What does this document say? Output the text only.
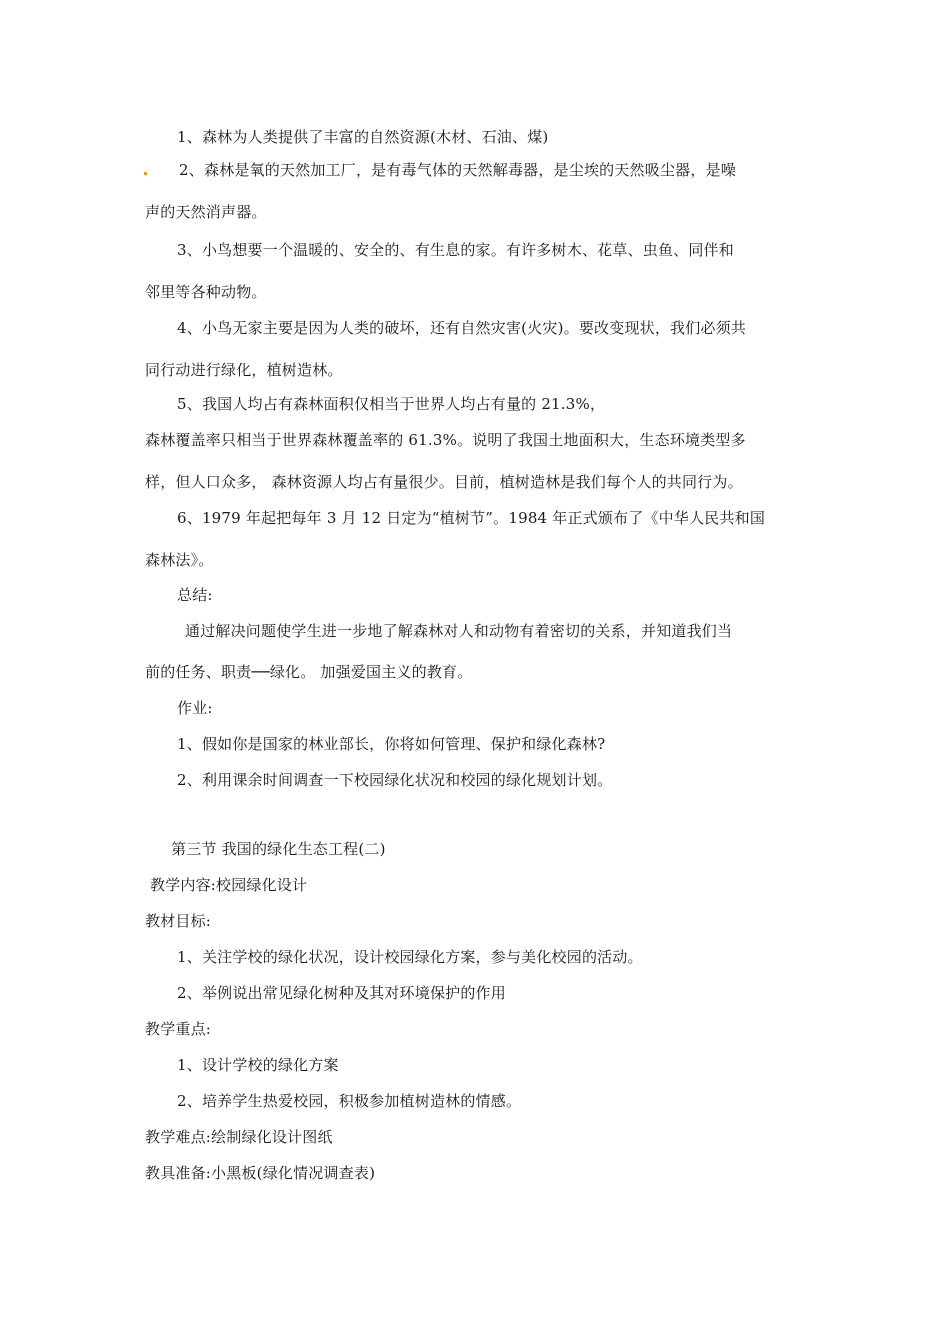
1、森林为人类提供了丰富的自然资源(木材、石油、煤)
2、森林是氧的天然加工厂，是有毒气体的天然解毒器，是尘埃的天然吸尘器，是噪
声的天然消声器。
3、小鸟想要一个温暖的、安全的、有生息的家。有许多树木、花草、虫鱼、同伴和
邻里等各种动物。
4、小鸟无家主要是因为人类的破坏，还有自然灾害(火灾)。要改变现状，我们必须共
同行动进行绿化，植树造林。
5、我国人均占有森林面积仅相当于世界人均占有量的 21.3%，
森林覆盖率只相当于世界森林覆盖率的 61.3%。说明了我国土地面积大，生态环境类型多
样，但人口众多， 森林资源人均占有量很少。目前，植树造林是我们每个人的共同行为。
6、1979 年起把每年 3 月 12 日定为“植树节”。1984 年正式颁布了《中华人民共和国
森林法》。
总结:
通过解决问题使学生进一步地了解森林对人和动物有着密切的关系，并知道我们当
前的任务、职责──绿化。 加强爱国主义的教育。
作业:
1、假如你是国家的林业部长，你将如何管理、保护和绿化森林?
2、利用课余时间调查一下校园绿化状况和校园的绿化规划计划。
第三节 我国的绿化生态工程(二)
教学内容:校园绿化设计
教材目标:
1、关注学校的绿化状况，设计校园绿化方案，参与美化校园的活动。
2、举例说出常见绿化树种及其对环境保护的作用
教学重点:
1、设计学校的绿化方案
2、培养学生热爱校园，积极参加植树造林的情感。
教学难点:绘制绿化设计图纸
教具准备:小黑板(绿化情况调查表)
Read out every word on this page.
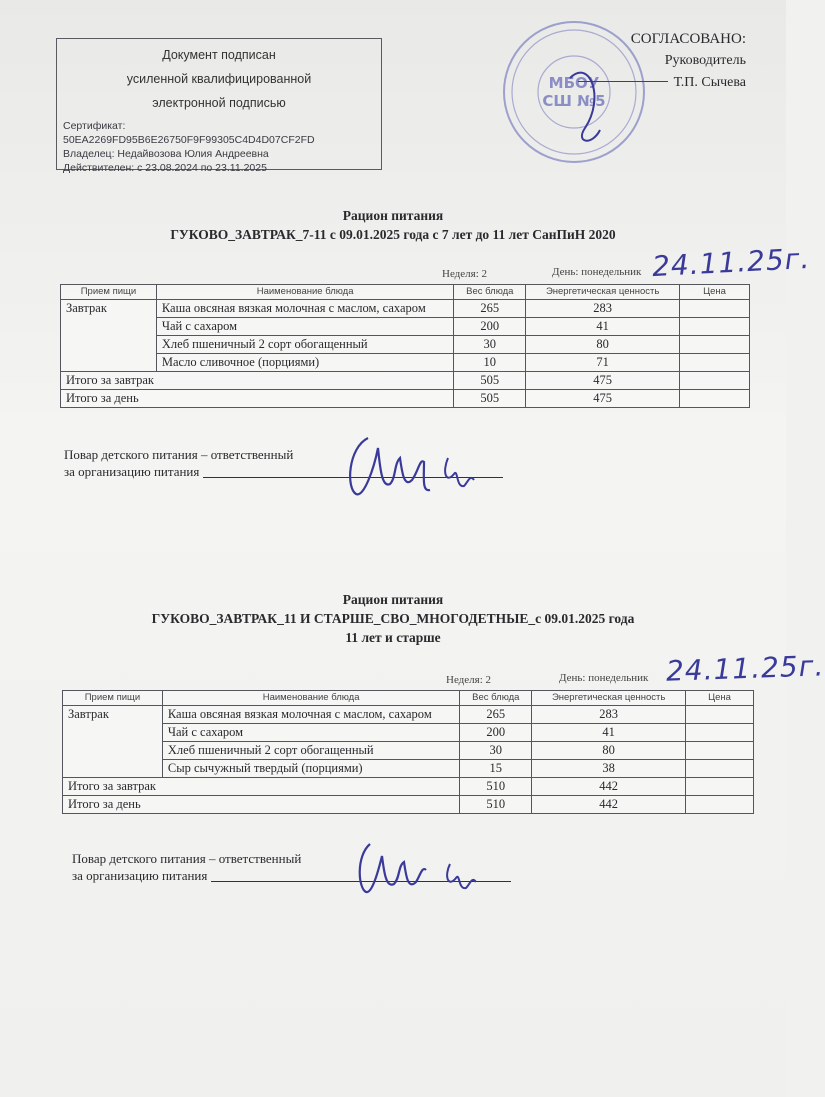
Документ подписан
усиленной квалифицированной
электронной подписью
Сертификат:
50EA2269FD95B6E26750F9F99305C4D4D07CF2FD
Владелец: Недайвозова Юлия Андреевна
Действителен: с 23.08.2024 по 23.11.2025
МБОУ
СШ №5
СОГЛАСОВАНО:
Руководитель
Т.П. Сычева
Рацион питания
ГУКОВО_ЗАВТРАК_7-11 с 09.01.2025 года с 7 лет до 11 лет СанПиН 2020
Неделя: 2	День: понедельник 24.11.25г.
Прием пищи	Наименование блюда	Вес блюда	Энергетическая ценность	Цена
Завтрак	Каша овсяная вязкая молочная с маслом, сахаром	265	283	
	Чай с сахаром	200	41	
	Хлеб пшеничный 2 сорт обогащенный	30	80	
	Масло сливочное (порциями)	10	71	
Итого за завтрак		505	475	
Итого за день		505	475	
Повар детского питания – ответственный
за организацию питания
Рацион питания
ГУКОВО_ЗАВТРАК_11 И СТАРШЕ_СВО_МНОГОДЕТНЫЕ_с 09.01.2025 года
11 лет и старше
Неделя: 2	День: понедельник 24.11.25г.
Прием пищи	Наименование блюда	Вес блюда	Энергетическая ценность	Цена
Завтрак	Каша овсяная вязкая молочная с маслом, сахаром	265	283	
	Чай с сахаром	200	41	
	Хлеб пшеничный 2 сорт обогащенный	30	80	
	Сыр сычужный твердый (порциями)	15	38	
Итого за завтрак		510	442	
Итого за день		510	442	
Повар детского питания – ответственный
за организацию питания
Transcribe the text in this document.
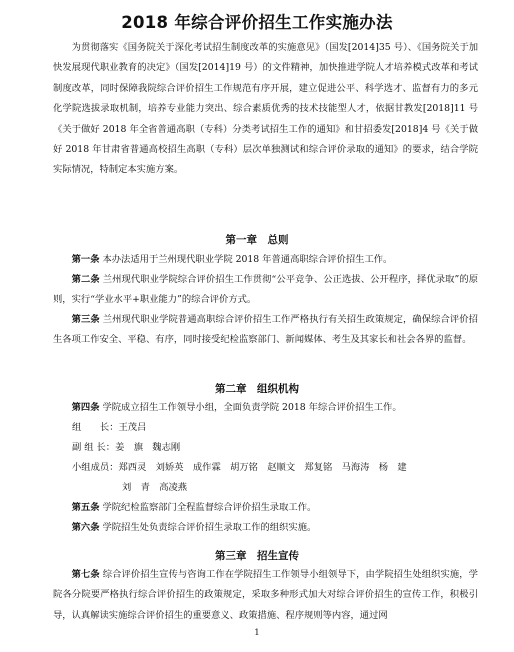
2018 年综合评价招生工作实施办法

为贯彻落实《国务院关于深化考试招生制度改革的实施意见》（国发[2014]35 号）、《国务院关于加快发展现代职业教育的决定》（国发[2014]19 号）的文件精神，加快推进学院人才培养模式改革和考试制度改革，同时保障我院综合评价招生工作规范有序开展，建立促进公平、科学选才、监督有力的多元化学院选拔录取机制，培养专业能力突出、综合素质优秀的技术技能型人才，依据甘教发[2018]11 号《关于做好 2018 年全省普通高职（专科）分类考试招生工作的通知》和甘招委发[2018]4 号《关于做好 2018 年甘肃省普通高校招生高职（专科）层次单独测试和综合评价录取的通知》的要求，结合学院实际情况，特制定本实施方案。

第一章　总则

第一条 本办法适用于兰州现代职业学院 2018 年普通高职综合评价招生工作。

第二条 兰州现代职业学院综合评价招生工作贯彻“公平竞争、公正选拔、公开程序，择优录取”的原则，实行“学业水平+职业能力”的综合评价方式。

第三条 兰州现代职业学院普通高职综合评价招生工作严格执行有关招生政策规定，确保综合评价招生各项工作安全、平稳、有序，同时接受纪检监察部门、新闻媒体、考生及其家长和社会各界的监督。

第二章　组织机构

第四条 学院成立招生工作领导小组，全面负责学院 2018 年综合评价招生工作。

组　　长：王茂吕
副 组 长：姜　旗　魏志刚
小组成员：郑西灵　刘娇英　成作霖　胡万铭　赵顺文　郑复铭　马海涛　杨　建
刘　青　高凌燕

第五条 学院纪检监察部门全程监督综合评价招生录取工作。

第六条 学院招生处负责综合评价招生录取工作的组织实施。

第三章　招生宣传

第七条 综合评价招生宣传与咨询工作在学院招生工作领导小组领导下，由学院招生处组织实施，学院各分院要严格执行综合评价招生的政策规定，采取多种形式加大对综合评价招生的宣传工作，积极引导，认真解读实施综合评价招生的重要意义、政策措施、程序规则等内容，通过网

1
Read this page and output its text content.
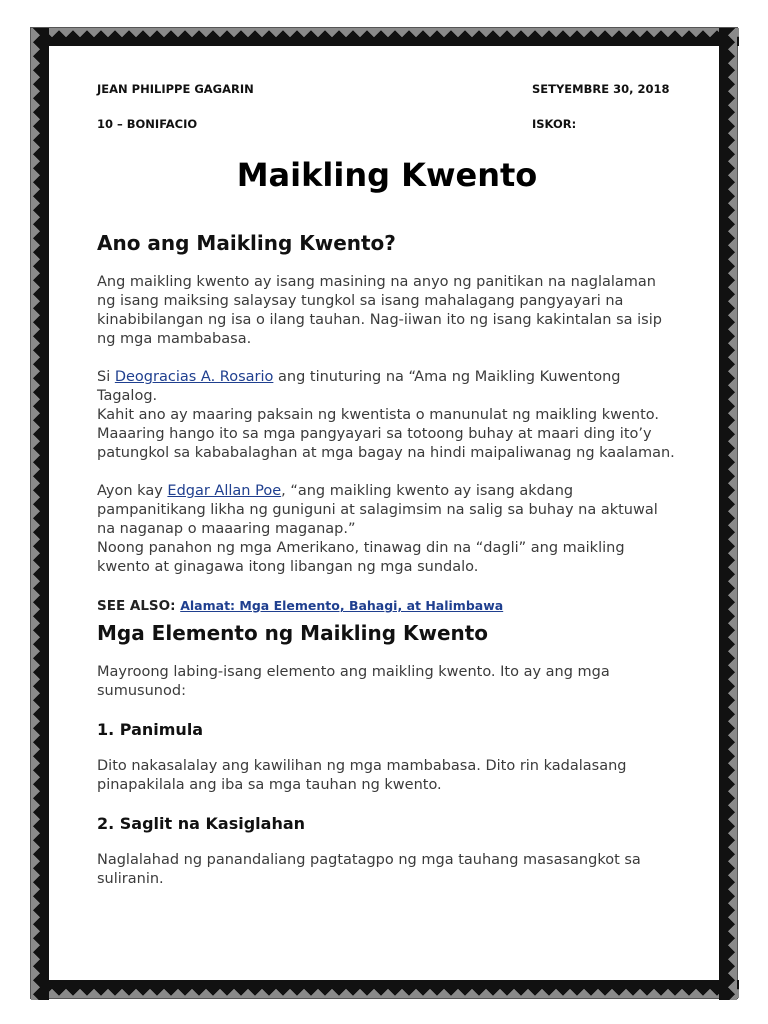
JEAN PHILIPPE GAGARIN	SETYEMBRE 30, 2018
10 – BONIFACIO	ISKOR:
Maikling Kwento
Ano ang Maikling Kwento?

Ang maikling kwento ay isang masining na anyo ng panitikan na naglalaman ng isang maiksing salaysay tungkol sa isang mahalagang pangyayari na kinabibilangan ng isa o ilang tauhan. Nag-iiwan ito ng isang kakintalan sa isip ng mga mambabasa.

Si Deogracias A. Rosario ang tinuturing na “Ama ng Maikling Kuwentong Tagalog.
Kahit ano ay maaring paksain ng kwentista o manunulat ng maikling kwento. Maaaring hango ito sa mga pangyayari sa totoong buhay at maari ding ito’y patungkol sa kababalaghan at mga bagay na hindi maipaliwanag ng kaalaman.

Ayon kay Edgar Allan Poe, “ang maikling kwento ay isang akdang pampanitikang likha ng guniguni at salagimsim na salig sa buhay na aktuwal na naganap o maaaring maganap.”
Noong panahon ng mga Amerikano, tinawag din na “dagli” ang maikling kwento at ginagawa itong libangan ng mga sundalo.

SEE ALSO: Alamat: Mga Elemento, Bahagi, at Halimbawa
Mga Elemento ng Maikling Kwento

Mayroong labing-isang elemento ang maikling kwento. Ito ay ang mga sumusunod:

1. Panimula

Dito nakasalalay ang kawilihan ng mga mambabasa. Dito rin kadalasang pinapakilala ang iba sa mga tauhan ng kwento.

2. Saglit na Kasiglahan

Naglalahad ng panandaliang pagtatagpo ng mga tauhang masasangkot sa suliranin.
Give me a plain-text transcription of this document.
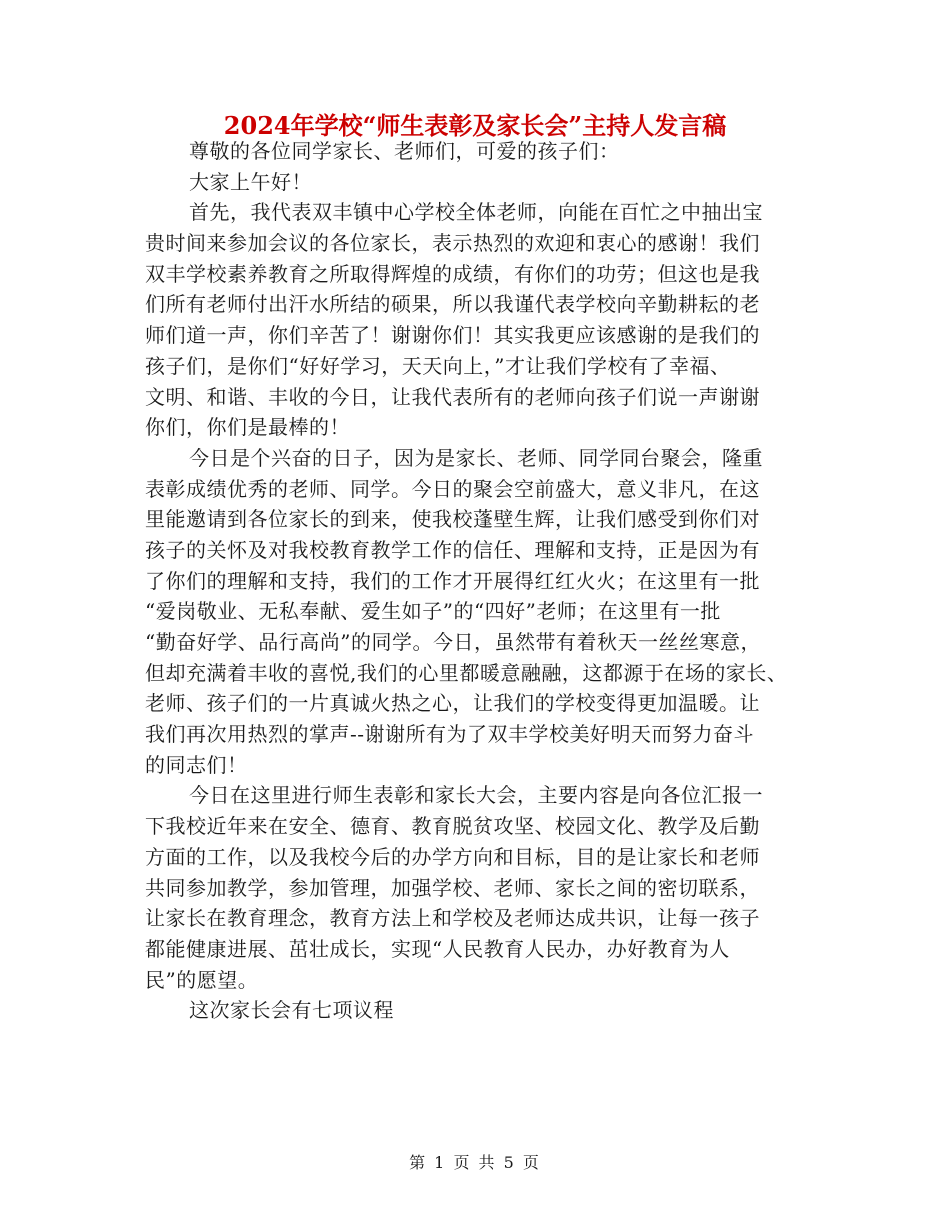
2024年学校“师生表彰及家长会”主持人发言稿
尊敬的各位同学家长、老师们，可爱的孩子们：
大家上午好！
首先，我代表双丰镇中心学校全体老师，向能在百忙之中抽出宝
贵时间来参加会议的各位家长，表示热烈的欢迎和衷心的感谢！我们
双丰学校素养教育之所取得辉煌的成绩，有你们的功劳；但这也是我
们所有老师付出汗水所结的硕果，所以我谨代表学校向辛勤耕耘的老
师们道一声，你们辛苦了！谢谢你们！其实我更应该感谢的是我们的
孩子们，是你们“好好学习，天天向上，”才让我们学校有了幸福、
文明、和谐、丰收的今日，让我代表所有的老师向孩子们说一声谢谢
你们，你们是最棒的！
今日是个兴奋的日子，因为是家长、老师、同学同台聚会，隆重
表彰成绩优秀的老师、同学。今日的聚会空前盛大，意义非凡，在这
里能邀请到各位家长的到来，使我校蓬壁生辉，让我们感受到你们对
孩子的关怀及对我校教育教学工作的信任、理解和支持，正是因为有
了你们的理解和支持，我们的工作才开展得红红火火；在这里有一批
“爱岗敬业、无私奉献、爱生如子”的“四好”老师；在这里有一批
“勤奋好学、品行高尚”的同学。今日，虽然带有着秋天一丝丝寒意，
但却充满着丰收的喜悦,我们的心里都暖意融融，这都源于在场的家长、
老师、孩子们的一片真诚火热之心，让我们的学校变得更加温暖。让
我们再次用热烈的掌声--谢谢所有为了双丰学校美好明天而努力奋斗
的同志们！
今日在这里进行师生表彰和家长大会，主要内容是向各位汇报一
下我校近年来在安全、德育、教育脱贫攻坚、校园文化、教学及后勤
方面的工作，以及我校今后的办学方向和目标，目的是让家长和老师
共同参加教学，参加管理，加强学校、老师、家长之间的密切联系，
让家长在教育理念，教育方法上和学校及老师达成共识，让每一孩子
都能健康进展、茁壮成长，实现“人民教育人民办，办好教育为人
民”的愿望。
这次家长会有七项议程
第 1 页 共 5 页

Problem — Extract, from the listing above, every line where the string "порциями" occurs.

Full response —
	Масло сливочное (порциями)	10	71	
	Сыр сычужный твердый (порциями)	15	38	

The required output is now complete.